- _PROBLEM REQUIREMENTS_: All lines in the data bearing the string "WYCOMBE" should be identified and copied.

[Figure content listings]
..........
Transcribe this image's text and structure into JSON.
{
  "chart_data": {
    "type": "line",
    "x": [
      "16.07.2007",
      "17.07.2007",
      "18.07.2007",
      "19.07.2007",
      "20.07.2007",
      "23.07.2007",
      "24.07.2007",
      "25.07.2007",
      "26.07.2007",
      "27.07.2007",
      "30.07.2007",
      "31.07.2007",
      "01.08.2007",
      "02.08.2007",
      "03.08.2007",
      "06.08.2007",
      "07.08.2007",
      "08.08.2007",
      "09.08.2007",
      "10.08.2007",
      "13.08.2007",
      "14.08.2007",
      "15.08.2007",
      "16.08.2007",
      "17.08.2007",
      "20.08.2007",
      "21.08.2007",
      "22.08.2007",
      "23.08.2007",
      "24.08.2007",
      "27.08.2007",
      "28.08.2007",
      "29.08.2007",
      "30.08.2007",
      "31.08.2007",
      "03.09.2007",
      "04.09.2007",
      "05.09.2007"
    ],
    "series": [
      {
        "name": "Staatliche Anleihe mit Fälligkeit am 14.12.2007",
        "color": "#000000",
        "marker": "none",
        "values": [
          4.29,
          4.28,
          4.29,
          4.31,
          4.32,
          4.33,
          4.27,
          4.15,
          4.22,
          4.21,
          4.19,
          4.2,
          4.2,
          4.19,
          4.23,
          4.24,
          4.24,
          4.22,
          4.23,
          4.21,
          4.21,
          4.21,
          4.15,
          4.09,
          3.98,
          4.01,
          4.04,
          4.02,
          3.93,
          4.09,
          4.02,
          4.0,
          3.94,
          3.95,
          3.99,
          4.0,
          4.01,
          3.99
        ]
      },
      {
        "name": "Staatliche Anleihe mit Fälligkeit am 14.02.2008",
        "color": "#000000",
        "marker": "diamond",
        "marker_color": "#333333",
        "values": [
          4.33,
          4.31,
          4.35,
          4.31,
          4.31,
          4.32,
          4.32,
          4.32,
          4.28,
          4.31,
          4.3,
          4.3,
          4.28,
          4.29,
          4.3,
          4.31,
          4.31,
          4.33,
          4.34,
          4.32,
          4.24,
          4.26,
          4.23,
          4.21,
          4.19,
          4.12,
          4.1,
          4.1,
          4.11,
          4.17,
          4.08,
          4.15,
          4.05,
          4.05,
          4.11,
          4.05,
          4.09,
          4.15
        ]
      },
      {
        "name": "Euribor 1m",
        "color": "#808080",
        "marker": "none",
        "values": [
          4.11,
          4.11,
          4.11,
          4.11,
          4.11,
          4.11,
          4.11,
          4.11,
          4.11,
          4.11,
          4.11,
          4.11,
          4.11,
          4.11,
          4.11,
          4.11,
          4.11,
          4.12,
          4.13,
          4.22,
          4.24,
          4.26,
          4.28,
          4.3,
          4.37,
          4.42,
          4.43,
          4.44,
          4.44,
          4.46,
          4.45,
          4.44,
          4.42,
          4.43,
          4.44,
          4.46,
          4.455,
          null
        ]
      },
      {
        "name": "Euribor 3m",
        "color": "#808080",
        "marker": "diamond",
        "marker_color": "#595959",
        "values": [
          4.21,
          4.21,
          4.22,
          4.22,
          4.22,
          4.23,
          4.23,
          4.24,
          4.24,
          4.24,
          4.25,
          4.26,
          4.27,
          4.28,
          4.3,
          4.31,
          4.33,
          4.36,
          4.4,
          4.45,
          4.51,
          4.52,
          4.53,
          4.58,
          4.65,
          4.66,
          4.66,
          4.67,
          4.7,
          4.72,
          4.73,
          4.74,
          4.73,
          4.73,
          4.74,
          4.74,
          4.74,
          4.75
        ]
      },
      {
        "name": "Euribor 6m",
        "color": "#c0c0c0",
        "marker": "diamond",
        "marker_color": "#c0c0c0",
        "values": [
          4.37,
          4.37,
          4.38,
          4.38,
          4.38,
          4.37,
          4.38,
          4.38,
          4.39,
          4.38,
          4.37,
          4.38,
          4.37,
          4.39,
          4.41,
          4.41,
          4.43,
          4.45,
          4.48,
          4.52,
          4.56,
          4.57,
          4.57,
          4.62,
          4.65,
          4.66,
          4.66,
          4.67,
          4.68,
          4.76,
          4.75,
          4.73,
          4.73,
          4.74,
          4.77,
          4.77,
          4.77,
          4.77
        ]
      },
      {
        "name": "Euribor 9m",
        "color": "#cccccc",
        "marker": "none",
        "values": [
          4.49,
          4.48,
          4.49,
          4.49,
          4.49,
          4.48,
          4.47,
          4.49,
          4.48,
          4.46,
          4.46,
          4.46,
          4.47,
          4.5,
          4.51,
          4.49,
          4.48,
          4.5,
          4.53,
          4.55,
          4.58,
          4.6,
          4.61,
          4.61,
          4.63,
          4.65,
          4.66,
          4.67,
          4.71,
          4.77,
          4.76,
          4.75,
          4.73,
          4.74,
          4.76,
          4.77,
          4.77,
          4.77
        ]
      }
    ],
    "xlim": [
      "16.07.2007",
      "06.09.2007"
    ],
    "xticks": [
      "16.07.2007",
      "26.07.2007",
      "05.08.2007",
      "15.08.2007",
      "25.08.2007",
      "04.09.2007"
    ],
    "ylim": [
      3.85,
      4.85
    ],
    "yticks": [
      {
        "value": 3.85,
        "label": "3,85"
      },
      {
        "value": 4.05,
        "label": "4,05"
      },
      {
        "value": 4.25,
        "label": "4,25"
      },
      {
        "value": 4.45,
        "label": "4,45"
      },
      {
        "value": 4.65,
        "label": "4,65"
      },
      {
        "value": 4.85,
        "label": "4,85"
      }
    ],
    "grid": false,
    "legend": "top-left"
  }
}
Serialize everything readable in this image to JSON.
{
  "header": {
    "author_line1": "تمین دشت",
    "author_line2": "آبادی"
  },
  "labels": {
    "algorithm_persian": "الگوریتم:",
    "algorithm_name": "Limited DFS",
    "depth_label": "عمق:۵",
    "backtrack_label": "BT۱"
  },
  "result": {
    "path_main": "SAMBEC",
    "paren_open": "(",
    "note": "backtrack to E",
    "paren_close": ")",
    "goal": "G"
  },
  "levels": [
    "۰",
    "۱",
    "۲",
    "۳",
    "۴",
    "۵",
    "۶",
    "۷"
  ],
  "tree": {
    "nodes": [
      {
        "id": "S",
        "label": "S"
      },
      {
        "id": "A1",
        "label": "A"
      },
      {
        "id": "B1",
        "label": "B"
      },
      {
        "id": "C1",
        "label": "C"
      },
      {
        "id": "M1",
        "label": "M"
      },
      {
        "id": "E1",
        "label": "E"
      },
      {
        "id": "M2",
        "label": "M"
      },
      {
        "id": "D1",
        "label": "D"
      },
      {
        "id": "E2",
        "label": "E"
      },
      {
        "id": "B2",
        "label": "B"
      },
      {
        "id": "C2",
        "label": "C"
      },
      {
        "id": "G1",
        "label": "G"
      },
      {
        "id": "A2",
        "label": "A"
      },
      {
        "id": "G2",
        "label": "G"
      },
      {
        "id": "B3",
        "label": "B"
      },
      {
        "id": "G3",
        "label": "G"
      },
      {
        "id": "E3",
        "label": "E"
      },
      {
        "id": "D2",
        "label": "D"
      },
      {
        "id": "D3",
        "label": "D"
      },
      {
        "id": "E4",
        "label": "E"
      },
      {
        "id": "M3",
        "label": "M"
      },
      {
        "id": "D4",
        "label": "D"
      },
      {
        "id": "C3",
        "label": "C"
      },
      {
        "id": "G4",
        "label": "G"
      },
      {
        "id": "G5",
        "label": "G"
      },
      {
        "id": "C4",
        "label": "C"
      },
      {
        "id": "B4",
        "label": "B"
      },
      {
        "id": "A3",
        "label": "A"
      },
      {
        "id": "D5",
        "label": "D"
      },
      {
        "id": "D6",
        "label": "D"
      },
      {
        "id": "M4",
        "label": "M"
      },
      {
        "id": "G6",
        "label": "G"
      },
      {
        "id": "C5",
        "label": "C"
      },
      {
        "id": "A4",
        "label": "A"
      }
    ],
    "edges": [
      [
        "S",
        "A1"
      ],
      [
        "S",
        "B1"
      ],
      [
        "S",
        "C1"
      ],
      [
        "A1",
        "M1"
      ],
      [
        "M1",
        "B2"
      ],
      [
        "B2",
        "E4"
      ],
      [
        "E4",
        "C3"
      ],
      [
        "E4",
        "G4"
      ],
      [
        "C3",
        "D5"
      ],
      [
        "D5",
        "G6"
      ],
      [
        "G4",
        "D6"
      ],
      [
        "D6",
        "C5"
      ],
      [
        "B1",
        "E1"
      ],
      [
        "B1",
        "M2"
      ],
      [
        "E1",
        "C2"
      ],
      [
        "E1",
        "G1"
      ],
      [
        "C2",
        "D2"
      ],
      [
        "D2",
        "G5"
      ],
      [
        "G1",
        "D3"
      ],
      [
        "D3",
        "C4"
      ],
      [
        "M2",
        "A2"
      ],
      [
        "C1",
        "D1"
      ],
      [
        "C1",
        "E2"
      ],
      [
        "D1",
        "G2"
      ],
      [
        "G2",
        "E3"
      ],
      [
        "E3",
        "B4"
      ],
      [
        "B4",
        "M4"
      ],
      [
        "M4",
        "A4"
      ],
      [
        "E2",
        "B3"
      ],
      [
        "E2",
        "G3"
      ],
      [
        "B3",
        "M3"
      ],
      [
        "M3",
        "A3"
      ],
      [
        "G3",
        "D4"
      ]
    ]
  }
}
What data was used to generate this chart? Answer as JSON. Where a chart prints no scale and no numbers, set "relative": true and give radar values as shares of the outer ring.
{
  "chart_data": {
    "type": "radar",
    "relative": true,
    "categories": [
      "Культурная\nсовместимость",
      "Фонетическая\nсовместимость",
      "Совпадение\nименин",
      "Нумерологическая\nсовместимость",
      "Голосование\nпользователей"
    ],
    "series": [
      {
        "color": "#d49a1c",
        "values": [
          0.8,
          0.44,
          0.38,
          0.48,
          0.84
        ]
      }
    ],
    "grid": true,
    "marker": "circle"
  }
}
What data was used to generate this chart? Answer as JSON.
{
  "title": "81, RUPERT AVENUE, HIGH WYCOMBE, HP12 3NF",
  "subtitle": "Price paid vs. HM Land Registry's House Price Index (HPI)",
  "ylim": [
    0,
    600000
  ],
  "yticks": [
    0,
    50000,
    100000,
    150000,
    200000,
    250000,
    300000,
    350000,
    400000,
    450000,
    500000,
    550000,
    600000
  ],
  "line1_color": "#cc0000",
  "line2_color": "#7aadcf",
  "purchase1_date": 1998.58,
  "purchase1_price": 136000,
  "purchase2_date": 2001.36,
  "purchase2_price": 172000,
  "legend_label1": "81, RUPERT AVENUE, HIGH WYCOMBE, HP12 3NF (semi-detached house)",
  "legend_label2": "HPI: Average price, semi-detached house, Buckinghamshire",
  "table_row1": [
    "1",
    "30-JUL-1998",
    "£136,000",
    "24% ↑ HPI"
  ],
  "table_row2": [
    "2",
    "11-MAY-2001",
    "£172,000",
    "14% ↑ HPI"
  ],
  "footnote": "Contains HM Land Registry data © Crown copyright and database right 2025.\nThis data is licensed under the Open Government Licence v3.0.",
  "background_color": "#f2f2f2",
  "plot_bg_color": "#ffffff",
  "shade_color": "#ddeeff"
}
..........
- _SOLUTION FOR THIS PROBLEM_:
  "title": "81, RUPERT AVENUE, HIGH WYCOMBE, HP12 3NF",
  "legend_label1": "81, RUPERT AVENUE, HIGH WYCOMBE, HP12 3NF (semi-detached house)",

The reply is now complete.